§ REQUIREMENT: Tally up the lines below that include the word "color". Answer with the number alone.

begin DATA EXCERPTS

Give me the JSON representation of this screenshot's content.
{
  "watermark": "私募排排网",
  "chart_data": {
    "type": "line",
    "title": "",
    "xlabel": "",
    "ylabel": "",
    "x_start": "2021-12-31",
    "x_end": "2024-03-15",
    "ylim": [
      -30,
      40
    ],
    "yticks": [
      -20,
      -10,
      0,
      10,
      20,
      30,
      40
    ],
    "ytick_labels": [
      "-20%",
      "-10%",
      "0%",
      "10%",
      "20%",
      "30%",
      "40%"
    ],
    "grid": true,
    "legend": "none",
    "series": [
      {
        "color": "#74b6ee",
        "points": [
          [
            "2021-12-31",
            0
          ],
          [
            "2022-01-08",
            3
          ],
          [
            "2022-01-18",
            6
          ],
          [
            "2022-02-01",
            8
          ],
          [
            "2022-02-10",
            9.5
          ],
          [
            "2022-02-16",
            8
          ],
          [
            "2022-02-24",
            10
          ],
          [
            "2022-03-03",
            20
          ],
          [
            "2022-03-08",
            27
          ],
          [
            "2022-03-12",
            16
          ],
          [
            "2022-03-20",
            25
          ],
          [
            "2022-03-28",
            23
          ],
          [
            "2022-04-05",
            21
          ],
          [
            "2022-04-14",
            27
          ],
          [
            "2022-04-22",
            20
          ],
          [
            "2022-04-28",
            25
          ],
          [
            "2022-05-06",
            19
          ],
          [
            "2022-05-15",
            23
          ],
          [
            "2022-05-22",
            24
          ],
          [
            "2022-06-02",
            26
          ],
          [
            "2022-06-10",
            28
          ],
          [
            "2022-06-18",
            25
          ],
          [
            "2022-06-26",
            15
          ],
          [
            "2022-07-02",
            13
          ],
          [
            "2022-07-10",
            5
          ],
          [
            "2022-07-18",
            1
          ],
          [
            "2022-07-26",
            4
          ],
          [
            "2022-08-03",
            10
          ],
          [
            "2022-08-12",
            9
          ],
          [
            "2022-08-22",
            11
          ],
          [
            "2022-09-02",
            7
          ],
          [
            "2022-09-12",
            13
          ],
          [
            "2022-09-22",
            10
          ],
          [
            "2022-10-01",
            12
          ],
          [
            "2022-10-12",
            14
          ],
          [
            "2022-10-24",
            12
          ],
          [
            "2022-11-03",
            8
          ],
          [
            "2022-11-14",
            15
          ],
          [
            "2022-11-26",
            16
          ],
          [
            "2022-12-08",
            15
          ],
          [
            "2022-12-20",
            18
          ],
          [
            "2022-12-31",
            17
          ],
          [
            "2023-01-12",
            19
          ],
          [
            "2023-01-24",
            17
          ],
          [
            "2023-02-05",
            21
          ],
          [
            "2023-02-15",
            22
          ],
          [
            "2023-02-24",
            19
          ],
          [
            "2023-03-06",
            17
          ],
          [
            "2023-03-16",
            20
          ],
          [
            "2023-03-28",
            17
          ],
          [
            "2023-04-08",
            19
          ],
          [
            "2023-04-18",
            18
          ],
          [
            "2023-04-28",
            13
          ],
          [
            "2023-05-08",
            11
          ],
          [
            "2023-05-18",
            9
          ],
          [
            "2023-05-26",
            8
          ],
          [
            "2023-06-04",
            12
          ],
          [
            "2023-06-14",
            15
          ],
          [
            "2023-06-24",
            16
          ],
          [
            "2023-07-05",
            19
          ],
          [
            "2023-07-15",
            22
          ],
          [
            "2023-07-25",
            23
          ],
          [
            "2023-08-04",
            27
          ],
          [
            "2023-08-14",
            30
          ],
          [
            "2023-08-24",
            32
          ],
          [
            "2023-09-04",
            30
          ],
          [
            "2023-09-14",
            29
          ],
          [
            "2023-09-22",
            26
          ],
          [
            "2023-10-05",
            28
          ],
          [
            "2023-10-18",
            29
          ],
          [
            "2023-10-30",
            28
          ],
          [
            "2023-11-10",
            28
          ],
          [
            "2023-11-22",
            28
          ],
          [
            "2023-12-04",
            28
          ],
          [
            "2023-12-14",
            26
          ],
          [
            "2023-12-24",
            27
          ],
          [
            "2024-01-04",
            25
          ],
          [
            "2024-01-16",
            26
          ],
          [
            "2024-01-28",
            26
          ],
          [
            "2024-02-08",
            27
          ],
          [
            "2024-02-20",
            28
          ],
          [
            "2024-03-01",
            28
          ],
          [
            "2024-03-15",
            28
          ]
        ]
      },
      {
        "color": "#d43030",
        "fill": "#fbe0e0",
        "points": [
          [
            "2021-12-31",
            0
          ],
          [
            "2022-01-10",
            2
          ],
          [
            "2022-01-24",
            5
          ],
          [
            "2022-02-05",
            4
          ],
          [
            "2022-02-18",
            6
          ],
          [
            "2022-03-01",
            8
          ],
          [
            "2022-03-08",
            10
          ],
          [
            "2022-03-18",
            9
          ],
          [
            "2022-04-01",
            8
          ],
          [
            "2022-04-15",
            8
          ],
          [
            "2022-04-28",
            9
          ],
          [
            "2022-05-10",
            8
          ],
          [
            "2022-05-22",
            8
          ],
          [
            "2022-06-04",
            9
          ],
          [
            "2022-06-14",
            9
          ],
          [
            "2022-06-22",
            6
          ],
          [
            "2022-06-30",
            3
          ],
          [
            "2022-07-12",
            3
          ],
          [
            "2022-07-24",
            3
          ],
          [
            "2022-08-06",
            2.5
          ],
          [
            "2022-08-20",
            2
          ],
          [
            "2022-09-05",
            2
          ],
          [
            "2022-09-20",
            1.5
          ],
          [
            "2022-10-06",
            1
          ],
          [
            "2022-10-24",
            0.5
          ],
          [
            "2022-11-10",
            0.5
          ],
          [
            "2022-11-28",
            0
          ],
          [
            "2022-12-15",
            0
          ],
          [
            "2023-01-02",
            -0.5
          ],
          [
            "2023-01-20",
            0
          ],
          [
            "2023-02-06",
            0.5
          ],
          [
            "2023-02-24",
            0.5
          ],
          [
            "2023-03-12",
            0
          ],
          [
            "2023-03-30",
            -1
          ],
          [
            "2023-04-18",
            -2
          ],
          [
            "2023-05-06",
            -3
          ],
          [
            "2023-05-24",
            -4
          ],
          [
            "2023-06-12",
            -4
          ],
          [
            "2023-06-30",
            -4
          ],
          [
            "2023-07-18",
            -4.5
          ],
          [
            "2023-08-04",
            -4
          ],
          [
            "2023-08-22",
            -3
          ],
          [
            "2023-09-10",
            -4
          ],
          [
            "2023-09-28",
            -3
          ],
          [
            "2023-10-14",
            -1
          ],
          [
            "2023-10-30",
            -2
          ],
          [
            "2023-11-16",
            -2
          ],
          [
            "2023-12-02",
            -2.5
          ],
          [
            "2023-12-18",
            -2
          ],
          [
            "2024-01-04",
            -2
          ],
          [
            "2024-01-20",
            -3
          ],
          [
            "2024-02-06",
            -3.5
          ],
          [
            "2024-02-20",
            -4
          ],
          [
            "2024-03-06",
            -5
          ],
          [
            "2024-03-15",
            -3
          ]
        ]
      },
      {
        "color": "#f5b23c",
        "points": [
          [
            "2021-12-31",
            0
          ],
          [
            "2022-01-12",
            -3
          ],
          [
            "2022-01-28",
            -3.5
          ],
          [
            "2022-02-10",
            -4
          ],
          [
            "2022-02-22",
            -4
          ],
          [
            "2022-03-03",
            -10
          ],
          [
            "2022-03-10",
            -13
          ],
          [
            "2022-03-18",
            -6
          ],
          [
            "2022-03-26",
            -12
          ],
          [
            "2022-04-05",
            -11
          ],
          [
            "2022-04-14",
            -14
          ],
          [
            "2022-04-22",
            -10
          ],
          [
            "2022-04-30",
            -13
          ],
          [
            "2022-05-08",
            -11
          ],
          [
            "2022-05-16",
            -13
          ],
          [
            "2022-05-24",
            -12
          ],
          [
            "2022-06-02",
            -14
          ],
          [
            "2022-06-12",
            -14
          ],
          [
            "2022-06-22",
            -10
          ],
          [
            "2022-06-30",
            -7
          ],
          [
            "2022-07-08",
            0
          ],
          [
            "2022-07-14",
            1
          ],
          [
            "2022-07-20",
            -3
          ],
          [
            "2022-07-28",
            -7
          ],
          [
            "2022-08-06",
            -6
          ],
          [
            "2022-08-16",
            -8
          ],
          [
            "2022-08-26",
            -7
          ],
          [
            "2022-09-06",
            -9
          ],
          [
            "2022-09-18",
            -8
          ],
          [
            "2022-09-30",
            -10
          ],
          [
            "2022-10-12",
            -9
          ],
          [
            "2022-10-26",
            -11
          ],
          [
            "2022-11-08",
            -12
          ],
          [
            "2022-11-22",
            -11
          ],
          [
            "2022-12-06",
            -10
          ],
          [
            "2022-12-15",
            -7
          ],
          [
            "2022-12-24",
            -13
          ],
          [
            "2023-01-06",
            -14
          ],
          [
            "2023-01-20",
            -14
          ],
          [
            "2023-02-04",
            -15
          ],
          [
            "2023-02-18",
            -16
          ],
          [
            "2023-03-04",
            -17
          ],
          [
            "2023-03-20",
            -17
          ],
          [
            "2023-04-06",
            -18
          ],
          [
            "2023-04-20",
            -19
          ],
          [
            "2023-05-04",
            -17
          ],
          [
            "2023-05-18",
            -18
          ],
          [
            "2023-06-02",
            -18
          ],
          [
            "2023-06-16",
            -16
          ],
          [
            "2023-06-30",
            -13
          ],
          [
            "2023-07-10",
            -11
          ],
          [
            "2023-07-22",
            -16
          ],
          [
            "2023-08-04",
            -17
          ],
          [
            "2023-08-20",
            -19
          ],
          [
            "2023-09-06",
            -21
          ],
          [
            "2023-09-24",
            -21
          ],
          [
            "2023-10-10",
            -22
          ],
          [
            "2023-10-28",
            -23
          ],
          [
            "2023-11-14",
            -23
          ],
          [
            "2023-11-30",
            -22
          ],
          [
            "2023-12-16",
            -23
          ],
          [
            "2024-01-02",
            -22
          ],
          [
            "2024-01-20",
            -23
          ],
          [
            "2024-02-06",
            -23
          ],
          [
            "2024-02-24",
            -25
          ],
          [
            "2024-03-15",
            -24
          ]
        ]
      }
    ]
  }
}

end DATA EXCERPTS

§ FULL ANSWER: 3